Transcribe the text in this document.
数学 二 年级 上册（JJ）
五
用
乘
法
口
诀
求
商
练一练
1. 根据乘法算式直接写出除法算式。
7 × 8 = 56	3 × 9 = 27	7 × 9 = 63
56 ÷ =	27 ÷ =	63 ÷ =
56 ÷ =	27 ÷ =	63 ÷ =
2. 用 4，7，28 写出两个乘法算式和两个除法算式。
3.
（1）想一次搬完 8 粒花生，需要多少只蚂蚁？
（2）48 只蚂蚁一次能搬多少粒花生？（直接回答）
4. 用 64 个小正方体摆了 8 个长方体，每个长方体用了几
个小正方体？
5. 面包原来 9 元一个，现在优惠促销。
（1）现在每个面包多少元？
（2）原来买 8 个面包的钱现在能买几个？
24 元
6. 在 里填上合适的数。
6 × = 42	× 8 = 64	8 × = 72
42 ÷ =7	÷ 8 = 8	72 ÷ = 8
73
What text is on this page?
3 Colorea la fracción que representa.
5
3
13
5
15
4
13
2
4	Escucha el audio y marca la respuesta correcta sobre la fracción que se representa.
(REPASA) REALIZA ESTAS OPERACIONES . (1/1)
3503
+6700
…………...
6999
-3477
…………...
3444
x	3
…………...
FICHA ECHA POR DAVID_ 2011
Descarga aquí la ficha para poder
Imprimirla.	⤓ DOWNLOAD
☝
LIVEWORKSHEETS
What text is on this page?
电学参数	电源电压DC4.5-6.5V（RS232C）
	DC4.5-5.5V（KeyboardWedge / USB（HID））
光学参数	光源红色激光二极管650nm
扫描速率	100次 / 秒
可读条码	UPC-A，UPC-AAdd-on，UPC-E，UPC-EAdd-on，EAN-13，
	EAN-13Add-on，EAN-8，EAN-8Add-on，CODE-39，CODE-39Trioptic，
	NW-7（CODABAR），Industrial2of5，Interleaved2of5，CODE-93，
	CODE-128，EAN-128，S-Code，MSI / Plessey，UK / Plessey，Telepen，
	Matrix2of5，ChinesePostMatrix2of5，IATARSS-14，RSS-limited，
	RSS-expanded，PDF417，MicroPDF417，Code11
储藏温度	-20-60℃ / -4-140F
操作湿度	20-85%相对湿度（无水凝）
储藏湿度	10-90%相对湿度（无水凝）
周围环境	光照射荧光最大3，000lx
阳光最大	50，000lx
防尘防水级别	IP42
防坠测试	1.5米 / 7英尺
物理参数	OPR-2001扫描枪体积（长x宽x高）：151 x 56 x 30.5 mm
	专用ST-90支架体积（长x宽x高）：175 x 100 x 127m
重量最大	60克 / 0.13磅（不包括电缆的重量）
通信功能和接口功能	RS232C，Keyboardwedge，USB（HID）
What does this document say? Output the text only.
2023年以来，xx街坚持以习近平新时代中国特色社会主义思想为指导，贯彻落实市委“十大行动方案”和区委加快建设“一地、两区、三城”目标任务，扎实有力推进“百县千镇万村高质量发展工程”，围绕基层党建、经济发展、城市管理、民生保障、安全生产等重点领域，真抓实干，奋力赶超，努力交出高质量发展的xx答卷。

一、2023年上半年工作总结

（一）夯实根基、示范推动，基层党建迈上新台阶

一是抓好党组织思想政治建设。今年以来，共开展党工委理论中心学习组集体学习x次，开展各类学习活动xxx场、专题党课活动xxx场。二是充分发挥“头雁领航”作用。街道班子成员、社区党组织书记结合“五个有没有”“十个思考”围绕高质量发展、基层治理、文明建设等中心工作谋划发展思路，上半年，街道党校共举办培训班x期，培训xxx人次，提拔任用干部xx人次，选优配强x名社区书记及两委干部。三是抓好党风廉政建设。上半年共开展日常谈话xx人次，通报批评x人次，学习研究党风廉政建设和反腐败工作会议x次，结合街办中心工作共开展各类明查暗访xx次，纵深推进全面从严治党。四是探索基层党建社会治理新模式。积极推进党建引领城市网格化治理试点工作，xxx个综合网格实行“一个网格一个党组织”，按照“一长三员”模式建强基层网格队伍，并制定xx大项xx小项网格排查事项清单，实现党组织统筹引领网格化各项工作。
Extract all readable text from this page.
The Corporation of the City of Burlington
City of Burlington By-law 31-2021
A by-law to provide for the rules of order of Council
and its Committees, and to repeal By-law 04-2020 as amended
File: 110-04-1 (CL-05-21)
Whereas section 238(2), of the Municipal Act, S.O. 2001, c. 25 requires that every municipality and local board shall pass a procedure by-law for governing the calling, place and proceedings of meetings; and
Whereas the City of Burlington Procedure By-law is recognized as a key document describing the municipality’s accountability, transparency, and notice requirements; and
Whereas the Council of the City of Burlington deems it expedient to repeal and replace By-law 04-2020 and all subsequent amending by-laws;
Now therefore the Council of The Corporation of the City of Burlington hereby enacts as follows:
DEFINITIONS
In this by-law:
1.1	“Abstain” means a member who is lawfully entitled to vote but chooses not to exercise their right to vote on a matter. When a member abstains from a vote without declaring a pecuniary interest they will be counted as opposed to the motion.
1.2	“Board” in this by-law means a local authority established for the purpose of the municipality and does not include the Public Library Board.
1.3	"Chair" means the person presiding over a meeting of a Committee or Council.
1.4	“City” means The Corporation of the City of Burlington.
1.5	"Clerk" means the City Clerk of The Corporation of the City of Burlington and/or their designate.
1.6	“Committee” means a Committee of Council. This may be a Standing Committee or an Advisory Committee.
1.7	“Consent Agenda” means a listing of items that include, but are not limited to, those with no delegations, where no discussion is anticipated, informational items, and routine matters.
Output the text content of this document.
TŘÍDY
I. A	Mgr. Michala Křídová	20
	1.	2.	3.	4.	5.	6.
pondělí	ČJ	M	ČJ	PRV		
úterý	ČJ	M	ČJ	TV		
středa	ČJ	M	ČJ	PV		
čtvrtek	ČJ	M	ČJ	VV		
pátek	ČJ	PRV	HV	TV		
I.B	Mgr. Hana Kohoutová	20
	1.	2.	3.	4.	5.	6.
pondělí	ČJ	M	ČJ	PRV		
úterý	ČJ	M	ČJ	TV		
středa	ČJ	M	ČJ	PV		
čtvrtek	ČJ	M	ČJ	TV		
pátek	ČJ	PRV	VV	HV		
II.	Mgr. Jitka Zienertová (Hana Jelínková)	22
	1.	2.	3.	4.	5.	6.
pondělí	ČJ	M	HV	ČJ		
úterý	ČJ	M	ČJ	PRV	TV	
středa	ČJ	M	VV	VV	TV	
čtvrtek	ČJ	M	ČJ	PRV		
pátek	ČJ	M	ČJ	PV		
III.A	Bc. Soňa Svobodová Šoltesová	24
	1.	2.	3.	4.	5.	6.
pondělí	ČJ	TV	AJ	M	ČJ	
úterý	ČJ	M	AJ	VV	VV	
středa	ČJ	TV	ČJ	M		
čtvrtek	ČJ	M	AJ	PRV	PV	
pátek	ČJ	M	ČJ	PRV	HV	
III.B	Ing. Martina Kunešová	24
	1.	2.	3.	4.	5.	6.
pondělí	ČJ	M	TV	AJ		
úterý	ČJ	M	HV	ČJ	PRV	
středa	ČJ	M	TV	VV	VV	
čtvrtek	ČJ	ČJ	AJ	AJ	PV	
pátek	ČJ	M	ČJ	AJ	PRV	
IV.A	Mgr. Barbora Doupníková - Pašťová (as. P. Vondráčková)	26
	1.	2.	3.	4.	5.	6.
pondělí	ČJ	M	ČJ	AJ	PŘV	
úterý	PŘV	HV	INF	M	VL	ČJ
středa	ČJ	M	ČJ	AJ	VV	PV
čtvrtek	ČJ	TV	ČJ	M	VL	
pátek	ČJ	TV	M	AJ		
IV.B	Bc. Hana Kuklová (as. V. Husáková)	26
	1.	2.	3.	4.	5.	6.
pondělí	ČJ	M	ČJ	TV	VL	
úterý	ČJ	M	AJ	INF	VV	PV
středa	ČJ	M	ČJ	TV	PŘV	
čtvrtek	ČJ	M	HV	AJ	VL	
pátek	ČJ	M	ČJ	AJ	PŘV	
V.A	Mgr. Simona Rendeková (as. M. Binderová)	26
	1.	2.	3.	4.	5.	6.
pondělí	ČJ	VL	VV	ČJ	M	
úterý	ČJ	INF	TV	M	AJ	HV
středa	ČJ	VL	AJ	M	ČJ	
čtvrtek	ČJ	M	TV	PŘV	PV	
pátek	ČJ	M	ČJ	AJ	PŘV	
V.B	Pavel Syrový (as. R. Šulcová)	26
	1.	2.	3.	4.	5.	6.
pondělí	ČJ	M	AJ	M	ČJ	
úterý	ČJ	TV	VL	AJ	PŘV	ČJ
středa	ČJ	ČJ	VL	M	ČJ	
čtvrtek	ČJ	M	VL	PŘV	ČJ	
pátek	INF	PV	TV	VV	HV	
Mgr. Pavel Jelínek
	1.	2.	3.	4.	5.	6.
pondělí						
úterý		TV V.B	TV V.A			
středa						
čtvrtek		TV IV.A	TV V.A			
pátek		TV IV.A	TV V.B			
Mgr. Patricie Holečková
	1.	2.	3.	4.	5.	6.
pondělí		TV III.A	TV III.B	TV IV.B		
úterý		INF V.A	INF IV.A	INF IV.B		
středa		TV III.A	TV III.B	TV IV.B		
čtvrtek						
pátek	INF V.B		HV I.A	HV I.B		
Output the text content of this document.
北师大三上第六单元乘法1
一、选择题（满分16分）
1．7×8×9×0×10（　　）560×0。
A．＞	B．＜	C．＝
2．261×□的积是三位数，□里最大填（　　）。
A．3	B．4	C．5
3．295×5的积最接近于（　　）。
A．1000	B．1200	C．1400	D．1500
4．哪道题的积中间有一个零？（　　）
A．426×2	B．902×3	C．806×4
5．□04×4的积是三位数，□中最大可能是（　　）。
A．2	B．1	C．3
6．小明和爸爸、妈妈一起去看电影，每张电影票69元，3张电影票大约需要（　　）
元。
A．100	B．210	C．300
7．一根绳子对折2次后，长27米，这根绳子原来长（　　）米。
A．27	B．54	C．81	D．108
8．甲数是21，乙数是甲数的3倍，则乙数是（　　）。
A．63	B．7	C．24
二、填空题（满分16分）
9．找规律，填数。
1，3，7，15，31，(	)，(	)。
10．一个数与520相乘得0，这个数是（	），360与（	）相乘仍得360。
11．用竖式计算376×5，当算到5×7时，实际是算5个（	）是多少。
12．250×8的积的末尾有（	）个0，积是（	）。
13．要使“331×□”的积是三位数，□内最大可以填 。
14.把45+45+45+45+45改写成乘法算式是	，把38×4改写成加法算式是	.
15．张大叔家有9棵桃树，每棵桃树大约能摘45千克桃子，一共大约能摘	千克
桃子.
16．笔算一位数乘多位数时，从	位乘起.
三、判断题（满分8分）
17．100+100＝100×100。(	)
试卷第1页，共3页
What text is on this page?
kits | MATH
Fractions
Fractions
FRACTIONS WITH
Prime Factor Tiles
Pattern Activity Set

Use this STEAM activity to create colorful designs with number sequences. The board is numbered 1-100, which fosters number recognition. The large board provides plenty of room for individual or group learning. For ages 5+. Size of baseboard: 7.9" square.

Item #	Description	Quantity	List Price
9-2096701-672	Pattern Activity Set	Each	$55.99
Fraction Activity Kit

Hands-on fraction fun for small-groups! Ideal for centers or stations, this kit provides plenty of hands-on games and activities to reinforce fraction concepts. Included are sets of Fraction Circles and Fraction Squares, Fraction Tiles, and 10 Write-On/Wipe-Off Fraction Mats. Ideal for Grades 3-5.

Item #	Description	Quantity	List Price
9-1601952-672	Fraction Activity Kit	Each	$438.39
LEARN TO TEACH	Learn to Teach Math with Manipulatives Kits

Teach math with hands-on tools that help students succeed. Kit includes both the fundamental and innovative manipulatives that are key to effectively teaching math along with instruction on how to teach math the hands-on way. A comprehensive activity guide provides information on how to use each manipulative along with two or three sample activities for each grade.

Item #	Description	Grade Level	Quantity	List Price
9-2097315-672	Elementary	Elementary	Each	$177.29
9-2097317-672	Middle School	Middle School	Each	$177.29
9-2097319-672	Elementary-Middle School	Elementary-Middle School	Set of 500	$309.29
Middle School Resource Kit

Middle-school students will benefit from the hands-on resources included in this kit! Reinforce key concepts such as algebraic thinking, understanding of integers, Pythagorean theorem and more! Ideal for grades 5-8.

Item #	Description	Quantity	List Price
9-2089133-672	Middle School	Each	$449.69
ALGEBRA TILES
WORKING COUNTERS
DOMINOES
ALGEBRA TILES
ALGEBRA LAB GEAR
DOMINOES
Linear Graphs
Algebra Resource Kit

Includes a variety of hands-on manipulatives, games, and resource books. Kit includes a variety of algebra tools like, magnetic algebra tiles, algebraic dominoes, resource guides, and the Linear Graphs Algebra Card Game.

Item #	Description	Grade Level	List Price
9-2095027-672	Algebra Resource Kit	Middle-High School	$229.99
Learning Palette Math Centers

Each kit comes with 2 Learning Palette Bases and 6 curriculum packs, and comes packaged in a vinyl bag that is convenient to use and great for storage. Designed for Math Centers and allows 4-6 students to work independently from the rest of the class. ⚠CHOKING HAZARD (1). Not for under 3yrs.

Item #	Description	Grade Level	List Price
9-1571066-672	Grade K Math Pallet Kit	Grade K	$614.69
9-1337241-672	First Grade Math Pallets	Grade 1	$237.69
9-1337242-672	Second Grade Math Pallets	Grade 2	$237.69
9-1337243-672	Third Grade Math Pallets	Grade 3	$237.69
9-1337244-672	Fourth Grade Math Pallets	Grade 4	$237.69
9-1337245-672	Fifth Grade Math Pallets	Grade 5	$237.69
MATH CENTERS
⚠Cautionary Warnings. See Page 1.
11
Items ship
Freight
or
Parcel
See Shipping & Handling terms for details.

• • • • •

Scan the listing above for the word "activities" and copy every line that holds it.

Hands-on fraction fun for small-groups! Ideal for centers or stations, this kit provides plenty of hands-on games and activities to reinforce fraction concepts. Included are sets of Fraction Circles and Fraction Squares, Fraction Tiles, and 10 Write-On/Wipe-Off Fraction Mats. Ideal for Grades 3-5.
Teach math with hands-on tools that help students succeed. Kit includes both the fundamental and innovative manipulatives that are key to effectively teaching math along with instruction on how to teach math the hands-on way. A comprehensive activity guide provides information on how to use each manipulative along with two or three sample activities for each grade.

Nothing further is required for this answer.